**What you need to do:**
Each line that follows should be printed again exactly as it stands.

**Source material:**
--------

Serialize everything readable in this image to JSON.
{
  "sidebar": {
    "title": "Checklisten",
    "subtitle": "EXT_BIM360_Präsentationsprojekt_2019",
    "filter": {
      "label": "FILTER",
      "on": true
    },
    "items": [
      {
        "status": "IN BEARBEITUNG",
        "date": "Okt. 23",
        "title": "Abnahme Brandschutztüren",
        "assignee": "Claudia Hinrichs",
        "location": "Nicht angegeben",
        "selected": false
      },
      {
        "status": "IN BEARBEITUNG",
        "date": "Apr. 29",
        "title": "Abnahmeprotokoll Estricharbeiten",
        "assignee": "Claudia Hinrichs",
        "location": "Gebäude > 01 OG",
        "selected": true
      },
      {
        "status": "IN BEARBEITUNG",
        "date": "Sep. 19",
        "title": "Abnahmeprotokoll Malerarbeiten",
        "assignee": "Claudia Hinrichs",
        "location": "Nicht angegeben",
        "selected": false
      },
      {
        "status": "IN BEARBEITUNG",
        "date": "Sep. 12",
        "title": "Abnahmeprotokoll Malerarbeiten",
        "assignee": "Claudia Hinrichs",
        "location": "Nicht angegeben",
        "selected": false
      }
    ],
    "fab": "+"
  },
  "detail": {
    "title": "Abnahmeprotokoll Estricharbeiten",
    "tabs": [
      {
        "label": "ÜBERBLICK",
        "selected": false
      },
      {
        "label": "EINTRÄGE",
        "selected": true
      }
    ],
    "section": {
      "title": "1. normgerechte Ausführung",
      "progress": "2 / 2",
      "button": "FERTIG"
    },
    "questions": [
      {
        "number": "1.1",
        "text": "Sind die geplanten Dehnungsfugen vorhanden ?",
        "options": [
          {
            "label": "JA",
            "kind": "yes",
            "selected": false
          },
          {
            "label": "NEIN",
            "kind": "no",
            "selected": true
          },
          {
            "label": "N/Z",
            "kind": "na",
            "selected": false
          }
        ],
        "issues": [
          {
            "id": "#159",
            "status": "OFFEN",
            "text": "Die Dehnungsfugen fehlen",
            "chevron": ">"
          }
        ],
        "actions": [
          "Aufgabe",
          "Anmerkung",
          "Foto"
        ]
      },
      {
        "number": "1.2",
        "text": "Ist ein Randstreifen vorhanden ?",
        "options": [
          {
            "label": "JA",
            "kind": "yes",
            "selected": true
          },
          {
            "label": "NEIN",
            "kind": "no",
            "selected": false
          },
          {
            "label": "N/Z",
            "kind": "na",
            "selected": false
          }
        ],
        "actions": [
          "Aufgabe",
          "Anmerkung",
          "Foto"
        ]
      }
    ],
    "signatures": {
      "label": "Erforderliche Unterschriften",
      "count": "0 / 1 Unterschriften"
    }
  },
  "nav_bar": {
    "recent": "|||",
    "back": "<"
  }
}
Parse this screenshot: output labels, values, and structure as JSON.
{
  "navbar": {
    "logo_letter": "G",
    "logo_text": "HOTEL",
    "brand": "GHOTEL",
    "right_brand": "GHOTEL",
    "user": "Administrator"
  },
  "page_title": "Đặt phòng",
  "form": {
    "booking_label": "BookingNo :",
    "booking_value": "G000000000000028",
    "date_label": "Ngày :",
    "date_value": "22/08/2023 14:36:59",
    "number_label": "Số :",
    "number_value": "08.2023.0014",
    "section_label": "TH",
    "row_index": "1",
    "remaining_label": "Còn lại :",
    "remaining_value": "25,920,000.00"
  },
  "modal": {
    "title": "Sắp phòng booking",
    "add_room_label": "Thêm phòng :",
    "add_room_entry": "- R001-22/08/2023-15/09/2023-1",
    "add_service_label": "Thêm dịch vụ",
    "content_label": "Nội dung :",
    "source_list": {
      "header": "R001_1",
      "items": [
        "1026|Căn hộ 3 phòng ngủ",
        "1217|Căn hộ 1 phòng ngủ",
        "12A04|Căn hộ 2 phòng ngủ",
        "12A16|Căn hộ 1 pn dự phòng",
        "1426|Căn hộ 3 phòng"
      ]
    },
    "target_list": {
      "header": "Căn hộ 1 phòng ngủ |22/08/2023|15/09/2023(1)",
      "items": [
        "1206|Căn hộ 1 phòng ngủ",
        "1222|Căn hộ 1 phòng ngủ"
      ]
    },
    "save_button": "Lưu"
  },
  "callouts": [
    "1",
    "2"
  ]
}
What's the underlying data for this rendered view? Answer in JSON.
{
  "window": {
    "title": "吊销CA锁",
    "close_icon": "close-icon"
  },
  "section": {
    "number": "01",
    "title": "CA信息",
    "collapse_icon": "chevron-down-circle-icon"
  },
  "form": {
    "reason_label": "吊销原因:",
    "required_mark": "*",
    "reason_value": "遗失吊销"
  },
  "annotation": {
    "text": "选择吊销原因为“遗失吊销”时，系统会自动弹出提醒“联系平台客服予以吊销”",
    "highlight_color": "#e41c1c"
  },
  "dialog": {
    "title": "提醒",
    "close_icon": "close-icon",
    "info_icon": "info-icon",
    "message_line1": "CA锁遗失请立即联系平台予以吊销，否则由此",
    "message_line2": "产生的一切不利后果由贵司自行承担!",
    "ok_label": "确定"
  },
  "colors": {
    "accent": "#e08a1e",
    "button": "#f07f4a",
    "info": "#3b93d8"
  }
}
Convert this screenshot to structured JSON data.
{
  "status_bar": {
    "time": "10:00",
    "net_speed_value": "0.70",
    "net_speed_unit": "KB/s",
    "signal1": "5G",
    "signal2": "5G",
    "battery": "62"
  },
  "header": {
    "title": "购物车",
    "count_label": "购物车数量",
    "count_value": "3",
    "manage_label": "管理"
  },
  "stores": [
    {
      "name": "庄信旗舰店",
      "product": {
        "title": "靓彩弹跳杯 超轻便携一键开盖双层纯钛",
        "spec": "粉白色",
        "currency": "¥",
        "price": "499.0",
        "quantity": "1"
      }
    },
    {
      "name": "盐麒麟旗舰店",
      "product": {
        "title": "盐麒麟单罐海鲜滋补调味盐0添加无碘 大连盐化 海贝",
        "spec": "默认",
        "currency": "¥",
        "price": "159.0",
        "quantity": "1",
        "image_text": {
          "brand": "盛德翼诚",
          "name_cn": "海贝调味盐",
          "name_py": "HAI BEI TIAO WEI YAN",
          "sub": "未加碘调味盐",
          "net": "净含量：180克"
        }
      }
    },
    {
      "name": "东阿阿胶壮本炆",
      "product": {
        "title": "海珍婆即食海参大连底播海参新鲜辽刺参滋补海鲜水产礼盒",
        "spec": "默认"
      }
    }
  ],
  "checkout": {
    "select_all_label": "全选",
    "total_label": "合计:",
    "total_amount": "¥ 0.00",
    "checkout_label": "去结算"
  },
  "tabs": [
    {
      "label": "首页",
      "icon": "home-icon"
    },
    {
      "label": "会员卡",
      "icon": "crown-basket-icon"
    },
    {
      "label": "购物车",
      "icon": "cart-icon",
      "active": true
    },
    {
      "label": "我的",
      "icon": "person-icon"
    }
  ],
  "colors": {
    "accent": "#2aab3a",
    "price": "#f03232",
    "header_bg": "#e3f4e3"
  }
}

--------

**Answer to this exercise:**
Serialize everything readable in this image to JSON.
{
  "sidebar": {
    "title": "Checklisten",
    "subtitle": "EXT_BIM360_Präsentationsprojekt_2019",
    "filter": {
      "label": "FILTER",
      "on": true
    },
    "items": [
      {
        "status": "IN BEARBEITUNG",
        "date": "Okt. 23",
        "title": "Abnahme Brandschutztüren",
        "assignee": "Claudia Hinrichs",
        "location": "Nicht angegeben",
        "selected": false
      },
      {
        "status": "IN BEARBEITUNG",
        "date": "Apr. 29",
        "title": "Abnahmeprotokoll Estricharbeiten",
        "assignee": "Claudia Hinrichs",
        "location": "Gebäude > 01 OG",
        "selected": true
      },
      {
        "status": "IN BEARBEITUNG",
        "date": "Sep. 19",
        "title": "Abnahmeprotokoll Malerarbeiten",
        "assignee": "Claudia Hinrichs",
        "location": "Nicht angegeben",
        "selected": false
      },
      {
        "status": "IN BEARBEITUNG",
        "date": "Sep. 12",
        "title": "Abnahmeprotokoll Malerarbeiten",
        "assignee": "Claudia Hinrichs",
        "location": "Nicht angegeben",
        "selected": false
      }
    ],
    "fab": "+"
  },
  "detail": {
    "title": "Abnahmeprotokoll Estricharbeiten",
    "tabs": [
      {
        "label": "ÜBERBLICK",
        "selected": false
      },
      {
        "label": "EINTRÄGE",
        "selected": true
      }
    ],
    "section": {
      "title": "1. normgerechte Ausführung",
      "progress": "2 / 2",
      "button": "FERTIG"
    },
    "questions": [
      {
        "number": "1.1",
        "text": "Sind die geplanten Dehnungsfugen vorhanden ?",
        "options": [
          {
            "label": "JA",
            "kind": "yes",
            "selected": false
          },
          {
            "label": "NEIN",
            "kind": "no",
            "selected": true
          },
          {
            "label": "N/Z",
            "kind": "na",
            "selected": false
          }
        ],
        "issues": [
          {
            "id": "#159",
            "status": "OFFEN",
            "text": "Die Dehnungsfugen fehlen",
            "chevron": ">"
          }
        ],
        "actions": [
          "Aufgabe",
          "Anmerkung",
          "Foto"
        ]
      },
      {
        "number": "1.2",
        "text": "Ist ein Randstreifen vorhanden ?",
        "options": [
          {
            "label": "JA",
            "kind": "yes",
            "selected": true
          },
          {
            "label": "NEIN",
            "kind": "no",
            "selected": false
          },
          {
            "label": "N/Z",
            "kind": "na",
            "selected": false
          }
        ],
        "actions": [
          "Aufgabe",
          "Anmerkung",
          "Foto"
        ]
      }
    ],
    "signatures": {
      "label": "Erforderliche Unterschriften",
      "count": "0 / 1 Unterschriften"
    }
  },
  "nav_bar": {
    "recent": "|||",
    "back": "<"
  }
}
Parse this screenshot: output labels, values, and structure as JSON.
{
  "navbar": {
    "logo_letter": "G",
    "logo_text": "HOTEL",
    "brand": "GHOTEL",
    "right_brand": "GHOTEL",
    "user": "Administrator"
  },
  "page_title": "Đặt phòng",
  "form": {
    "booking_label": "BookingNo :",
    "booking_value": "G000000000000028",
    "date_label": "Ngày :",
    "date_value": "22/08/2023 14:36:59",
    "number_label": "Số :",
    "number_value": "08.2023.0014",
    "section_label": "TH",
    "row_index": "1",
    "remaining_label": "Còn lại :",
    "remaining_value": "25,920,000.00"
  },
  "modal": {
    "title": "Sắp phòng booking",
    "add_room_label": "Thêm phòng :",
    "add_room_entry": "- R001-22/08/2023-15/09/2023-1",
    "add_service_label": "Thêm dịch vụ",
    "content_label": "Nội dung :",
    "source_list": {
      "header": "R001_1",
      "items": [
        "1026|Căn hộ 3 phòng ngủ",
        "1217|Căn hộ 1 phòng ngủ",
        "12A04|Căn hộ 2 phòng ngủ",
        "12A16|Căn hộ 1 pn dự phòng",
        "1426|Căn hộ 3 phòng"
      ]
    },
    "target_list": {
      "header": "Căn hộ 1 phòng ngủ |22/08/2023|15/09/2023(1)",
      "items": [
        "1206|Căn hộ 1 phòng ngủ",
        "1222|Căn hộ 1 phòng ngủ"
      ]
    },
    "save_button": "Lưu"
  },
  "callouts": [
    "1",
    "2"
  ]
}
What's the underlying data for this rendered view? Answer in JSON.
{
  "window": {
    "title": "吊销CA锁",
    "close_icon": "close-icon"
  },
  "section": {
    "number": "01",
    "title": "CA信息",
    "collapse_icon": "chevron-down-circle-icon"
  },
  "form": {
    "reason_label": "吊销原因:",
    "required_mark": "*",
    "reason_value": "遗失吊销"
  },
  "annotation": {
    "text": "选择吊销原因为“遗失吊销”时，系统会自动弹出提醒“联系平台客服予以吊销”",
    "highlight_color": "#e41c1c"
  },
  "dialog": {
    "title": "提醒",
    "close_icon": "close-icon",
    "info_icon": "info-icon",
    "message_line1": "CA锁遗失请立即联系平台予以吊销，否则由此",
    "message_line2": "产生的一切不利后果由贵司自行承担!",
    "ok_label": "确定"
  },
  "colors": {
    "accent": "#e08a1e",
    "button": "#f07f4a",
    "info": "#3b93d8"
  }
}
Convert this screenshot to structured JSON data.
{
  "status_bar": {
    "time": "10:00",
    "net_speed_value": "0.70",
    "net_speed_unit": "KB/s",
    "signal1": "5G",
    "signal2": "5G",
    "battery": "62"
  },
  "header": {
    "title": "购物车",
    "count_label": "购物车数量",
    "count_value": "3",
    "manage_label": "管理"
  },
  "stores": [
    {
      "name": "庄信旗舰店",
      "product": {
        "title": "靓彩弹跳杯 超轻便携一键开盖双层纯钛",
        "spec": "粉白色",
        "currency": "¥",
        "price": "499.0",
        "quantity": "1"
      }
    },
    {
      "name": "盐麒麟旗舰店",
      "product": {
        "title": "盐麒麟单罐海鲜滋补调味盐0添加无碘 大连盐化 海贝",
        "spec": "默认",
        "currency": "¥",
        "price": "159.0",
        "quantity": "1",
        "image_text": {
          "brand": "盛德翼诚",
          "name_cn": "海贝调味盐",
          "name_py": "HAI BEI TIAO WEI YAN",
          "sub": "未加碘调味盐",
          "net": "净含量：180克"
        }
      }
    },
    {
      "name": "东阿阿胶壮本炆",
      "product": {
        "title": "海珍婆即食海参大连底播海参新鲜辽刺参滋补海鲜水产礼盒",
        "spec": "默认"
      }
    }
  ],
  "checkout": {
    "select_all_label": "全选",
    "total_label": "合计:",
    "total_amount": "¥ 0.00",
    "checkout_label": "去结算"
  },
  "tabs": [
    {
      "label": "首页",
      "icon": "home-icon"
    },
    {
      "label": "会员卡",
      "icon": "crown-basket-icon"
    },
    {
      "label": "购物车",
      "icon": "cart-icon",
      "active": true
    },
    {
      "label": "我的",
      "icon": "person-icon"
    }
  ],
  "colors": {
    "accent": "#2aab3a",
    "price": "#f03232",
    "header_bg": "#e3f4e3"
  }
}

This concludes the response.